**REQUEST**
For each line below that contains the string "status", copy that line.

**DATA EXTRACT**
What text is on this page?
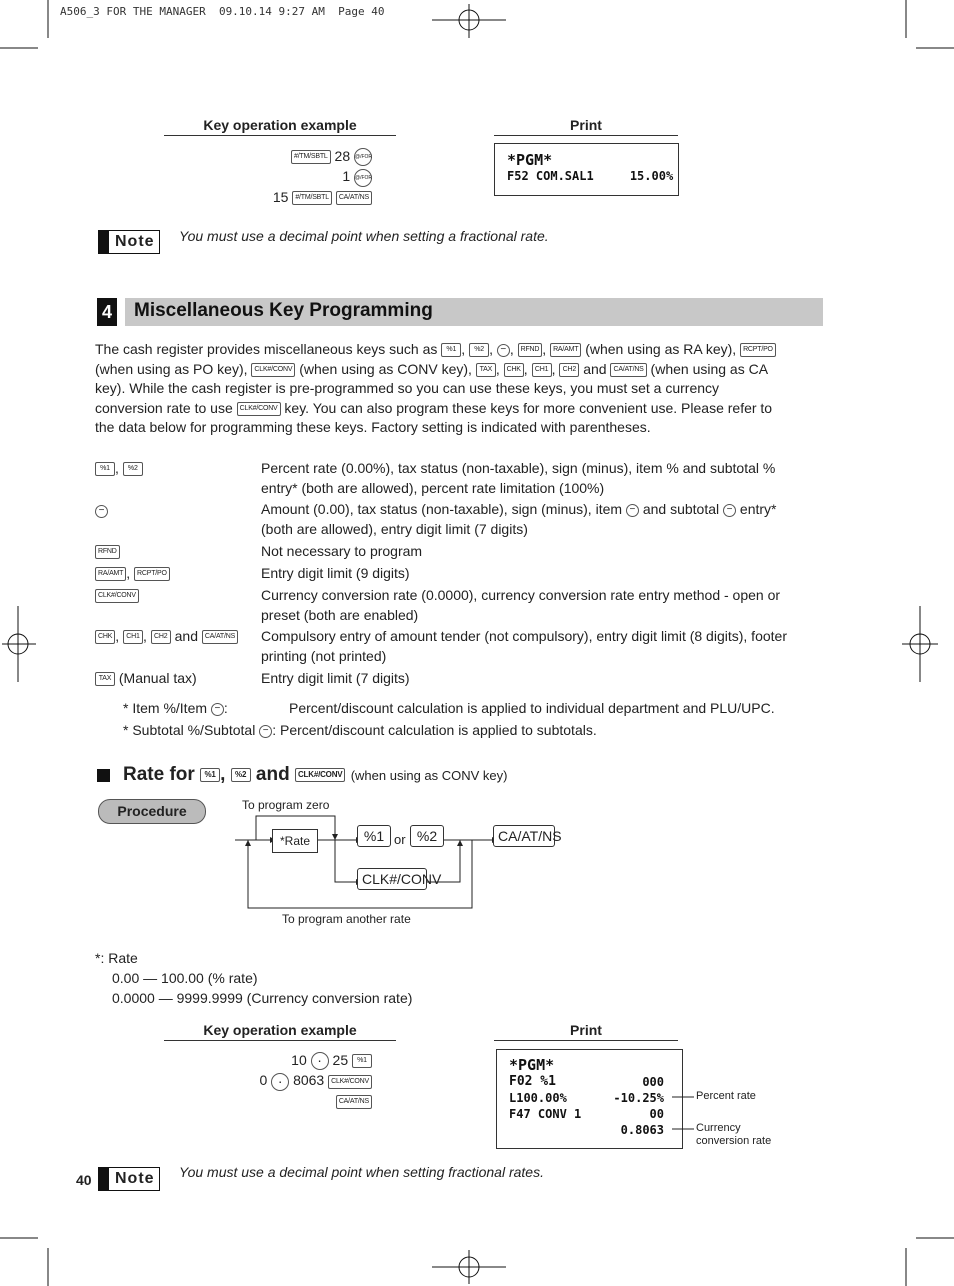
A506_3 FOR THE MANAGER  09.10.14 9:27 AM  Page 40
Key operation example	Print
#/TM/SBTL 28 @/FOR
1 @/FOR
15 #/TM/SBTL CA/AT/NS
*PGM*
F52 COM.SAL1     15.00%
Note You must use a decimal point when setting a fractional rate.
4 Miscellaneous Key Programming
The cash register provides miscellaneous keys such as %1 , %2 , − , RFND , RA/AMT (when using as RA key), RCPT/PO
(when using as PO key), CLK#/CONV (when using as CONV key), TAX , CHK , CH1 , CH2 and CA/AT/NS (when using as CA
key). While the cash register is pre-programmed so you can use these keys, you must set a currency
conversion rate to use CLK#/CONV key. You can also program these keys for more convenient use. Please refer to
the data below for programming these keys. Factory setting is indicated with parentheses.
%1 , %2	Percent rate (0.00%), tax status (non-taxable), sign (minus), item % and subtotal %
entry* (both are allowed), percent rate limitation (100%)
−	Amount (0.00), tax status (non-taxable), sign (minus), item − and subtotal − entry*
(both are allowed), entry digit limit (7 digits)
RFND	Not necessary to program
RA/AMT , RCPT/PO	Entry digit limit (9 digits)
CLK#/CONV	Currency conversion rate (0.0000), currency conversion rate entry method - open or
preset (both are enabled)
CHK , CH1 , CH2 and CA/AT/NS Compulsory entry of amount tender (not compulsory), entry digit limit (8 digits), footer
printing (not printed)
TAX (Manual tax)	Entry digit limit (7 digits)
* Item %/Item − :	Percent/discount calculation is applied to individual department and PLU/UPC.
* Subtotal %/Subtotal − : Percent/discount calculation is applied to subtotals.
Rate for %1 , %2 and CLK#/CONV (when using as CONV key)
Procedure	To program zero
*Rate	%1 or %2	CA/AT/NS
CLK#/CONV
To program another rate
*: Rate
0.00 — 100.00 (% rate)
0.0000 — 9999.9999 (Currency conversion rate)
Key operation example	Print
10 · 25 %1
0 · 8063 CLK#/CONV
CA/AT/NS
*PGM*
F02 %1	000
L100.00%	-10.25%
F47 CONV 1	00
0.8063
Percent rate
Currency
conversion rate
40 Note You must use a decimal point when setting fractional rates.
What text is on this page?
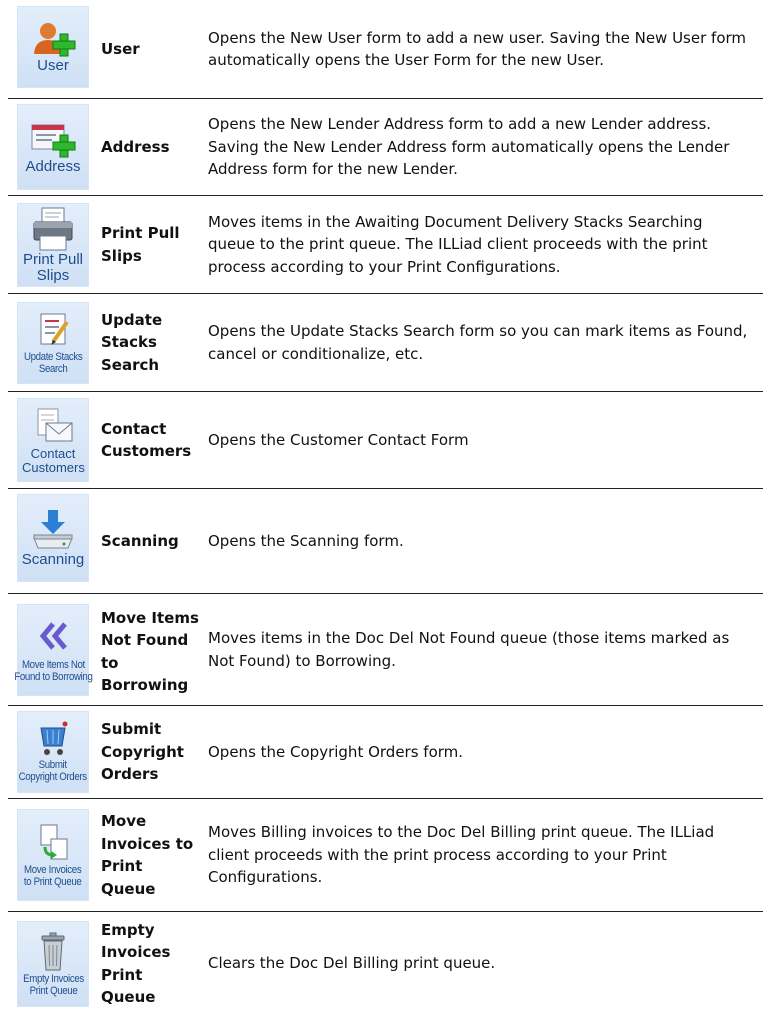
User
User
Opens the New User form to add a new user. Saving the New User form automatically opens the User Form for the new User.
Address
Address
Opens the New Lender Address form to add a new Lender address. Saving the New Lender Address form automatically opens the Lender Address form for the new Lender.
Print Pull Slips
Print Pull Slips
Moves items in the Awaiting Document Delivery Stacks Searching queue to the print queue. The ILLiad client proceeds with the print process according to your Print Configurations.
Update Stacks
Search
Update Stacks Search
Opens the Update Stacks Search form so you can mark items as Found, cancel or conditionalize, etc.
Contact Customers
Contact Customers
Opens the Customer Contact Form
Scanning
Scanning	Opens the Scanning form.
Move Items Not
Found to Borrowing
Move Items Not Found to Borrowing
Moves items in the Doc Del Not Found queue (those items marked as Not Found) to Borrowing.
Submit
Copyright Orders
Submit Copyright Orders
Opens the Copyright Orders form.
Move Invoices
to Print Queue
Move Invoices to Print Queue
Moves Billing invoices to the Doc Del Billing print queue. The ILLiad client proceeds with the print process according to your Print Configurations.
Empty Invoices
Print Queue
Empty Invoices Print Queue
Clears the Doc Del Billing print queue.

**WRITTEN RESPONSE**
%1 , %2	Percent rate (0.00%), tax status (non-taxable), sign (minus), item % and subtotal %
−	Amount (0.00), tax status (non-taxable), sign (minus), item − and subtotal − entry*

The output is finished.